#### [Aim of the task]
Select all lines holding the word "della" from the entries that follow.
## start Entries supplied
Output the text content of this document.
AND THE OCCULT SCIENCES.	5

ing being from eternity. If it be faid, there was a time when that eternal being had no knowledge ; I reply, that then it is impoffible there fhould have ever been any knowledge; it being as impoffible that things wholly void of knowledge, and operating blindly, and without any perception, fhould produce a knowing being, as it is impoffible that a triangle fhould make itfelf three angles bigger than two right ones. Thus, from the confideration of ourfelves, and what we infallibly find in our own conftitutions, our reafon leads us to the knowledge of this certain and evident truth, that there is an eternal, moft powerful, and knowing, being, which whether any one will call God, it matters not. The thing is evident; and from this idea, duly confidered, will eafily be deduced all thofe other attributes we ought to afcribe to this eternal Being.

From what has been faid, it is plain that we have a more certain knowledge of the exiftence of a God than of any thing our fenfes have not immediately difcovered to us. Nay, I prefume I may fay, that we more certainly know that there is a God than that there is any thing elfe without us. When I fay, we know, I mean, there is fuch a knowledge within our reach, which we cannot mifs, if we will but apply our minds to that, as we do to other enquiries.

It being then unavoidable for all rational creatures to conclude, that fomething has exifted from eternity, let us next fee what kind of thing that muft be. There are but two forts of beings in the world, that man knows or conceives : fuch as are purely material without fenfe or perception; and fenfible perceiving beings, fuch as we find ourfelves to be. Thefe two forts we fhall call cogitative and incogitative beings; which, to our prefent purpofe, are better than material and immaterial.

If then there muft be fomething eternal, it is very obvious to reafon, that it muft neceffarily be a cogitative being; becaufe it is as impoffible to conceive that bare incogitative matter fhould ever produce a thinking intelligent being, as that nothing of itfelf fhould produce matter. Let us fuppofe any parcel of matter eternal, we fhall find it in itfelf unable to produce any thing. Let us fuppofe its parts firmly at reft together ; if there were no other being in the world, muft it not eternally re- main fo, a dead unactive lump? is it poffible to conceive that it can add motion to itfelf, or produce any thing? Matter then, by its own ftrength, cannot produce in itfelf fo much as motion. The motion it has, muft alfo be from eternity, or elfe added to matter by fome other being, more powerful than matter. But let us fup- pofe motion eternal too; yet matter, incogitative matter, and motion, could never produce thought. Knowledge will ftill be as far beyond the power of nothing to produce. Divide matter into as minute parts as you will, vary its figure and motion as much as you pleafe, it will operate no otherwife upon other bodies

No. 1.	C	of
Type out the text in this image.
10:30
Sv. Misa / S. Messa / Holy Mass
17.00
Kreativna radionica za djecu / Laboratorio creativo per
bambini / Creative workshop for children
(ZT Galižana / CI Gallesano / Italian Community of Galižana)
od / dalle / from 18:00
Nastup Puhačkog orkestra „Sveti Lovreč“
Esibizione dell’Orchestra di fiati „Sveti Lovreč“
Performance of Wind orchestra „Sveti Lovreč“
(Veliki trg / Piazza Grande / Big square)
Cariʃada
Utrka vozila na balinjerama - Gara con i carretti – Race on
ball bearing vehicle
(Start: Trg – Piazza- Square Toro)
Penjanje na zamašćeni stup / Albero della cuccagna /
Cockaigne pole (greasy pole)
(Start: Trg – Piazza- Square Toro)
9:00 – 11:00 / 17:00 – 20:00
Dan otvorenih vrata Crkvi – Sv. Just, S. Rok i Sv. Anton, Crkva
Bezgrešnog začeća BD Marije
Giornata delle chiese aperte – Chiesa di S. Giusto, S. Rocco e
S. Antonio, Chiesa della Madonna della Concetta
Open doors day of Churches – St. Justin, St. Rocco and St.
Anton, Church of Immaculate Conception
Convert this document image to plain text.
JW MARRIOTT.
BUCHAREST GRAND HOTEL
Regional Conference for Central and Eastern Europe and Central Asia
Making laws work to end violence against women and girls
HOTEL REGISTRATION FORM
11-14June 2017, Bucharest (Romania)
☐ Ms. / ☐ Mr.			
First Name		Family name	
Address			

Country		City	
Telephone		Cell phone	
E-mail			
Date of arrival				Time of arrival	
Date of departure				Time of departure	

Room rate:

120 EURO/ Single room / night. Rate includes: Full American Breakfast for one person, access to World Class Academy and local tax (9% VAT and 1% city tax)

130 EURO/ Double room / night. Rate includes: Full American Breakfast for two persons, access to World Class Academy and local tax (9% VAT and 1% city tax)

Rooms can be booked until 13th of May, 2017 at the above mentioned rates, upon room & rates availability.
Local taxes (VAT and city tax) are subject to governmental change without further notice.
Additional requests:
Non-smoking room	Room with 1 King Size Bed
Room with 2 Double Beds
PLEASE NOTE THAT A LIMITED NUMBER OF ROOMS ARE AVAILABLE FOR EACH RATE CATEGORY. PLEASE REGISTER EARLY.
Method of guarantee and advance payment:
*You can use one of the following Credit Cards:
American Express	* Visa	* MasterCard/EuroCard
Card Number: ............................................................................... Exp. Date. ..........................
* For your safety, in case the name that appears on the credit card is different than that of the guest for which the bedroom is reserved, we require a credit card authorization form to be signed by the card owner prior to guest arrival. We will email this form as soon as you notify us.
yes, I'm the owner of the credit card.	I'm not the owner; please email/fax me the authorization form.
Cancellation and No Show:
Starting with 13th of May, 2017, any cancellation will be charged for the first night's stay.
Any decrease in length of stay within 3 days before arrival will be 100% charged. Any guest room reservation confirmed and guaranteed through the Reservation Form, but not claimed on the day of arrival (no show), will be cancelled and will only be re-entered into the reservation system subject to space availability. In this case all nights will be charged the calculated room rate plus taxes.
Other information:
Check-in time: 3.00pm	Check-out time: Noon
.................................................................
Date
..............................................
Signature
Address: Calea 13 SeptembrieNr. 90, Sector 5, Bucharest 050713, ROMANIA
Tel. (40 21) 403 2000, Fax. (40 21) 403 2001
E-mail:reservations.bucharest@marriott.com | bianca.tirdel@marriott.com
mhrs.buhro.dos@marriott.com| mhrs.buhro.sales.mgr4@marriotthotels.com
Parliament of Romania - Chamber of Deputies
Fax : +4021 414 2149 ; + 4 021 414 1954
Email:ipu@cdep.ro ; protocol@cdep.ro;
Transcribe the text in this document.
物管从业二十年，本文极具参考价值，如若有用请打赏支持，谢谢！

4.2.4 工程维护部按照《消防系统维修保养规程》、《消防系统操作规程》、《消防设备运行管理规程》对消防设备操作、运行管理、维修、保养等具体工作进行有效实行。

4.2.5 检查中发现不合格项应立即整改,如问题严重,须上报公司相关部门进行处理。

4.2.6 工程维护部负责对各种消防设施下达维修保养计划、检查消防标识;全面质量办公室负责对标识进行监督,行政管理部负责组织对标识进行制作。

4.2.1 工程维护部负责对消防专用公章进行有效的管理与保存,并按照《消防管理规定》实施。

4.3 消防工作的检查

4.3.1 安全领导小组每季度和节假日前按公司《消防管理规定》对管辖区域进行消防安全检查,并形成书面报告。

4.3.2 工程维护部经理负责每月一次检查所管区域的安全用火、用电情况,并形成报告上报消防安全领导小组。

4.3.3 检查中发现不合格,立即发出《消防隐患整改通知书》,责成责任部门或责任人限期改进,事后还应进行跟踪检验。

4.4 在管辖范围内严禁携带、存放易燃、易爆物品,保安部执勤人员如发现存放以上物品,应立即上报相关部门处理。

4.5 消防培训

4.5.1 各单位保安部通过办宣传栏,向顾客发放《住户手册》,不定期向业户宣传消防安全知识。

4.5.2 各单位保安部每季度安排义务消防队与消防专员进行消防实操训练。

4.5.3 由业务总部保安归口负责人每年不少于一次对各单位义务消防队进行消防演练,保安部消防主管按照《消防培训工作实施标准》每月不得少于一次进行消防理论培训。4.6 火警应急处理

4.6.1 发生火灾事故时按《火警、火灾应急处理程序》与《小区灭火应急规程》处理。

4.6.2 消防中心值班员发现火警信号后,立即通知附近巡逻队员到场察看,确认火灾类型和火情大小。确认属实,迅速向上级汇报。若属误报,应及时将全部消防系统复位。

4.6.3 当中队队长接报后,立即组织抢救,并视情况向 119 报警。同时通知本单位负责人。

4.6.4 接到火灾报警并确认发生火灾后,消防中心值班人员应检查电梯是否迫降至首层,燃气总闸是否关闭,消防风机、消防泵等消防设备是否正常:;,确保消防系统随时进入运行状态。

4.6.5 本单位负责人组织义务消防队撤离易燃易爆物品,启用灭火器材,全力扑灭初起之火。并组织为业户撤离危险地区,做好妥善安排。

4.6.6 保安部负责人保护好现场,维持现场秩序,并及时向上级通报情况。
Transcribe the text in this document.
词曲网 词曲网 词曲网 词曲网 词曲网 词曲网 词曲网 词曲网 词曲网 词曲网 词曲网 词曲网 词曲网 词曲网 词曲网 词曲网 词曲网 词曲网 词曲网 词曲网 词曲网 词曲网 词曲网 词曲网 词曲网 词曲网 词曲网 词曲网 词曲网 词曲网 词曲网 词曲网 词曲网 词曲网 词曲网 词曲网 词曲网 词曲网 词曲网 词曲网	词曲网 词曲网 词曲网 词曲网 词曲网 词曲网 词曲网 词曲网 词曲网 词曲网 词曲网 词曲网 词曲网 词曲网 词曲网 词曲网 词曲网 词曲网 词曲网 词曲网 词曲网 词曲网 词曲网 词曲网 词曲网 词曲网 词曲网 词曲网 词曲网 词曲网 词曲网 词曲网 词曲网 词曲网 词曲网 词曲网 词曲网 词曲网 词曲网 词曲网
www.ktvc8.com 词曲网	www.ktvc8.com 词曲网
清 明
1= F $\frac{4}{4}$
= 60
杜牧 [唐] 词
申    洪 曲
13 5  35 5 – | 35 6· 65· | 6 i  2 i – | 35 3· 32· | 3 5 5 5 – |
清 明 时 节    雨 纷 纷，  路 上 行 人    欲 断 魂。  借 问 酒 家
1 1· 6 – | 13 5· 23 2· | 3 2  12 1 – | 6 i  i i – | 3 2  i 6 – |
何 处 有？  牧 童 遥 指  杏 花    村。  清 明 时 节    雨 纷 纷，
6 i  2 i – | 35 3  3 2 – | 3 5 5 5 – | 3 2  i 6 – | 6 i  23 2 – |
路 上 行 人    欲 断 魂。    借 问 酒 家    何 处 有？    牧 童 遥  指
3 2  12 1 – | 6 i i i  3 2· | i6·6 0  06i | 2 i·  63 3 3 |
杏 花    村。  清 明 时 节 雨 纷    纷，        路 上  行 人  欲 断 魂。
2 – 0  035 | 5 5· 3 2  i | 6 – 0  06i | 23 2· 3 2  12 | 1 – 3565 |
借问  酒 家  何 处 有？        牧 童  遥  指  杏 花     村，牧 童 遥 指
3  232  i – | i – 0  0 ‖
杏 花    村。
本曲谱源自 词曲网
## end Entries supplied
#### [Answer to the task]
Penjanje na zamašćeni stup / Albero della cuccagna /
S. Antonio, Chiesa della Madonna della Concetta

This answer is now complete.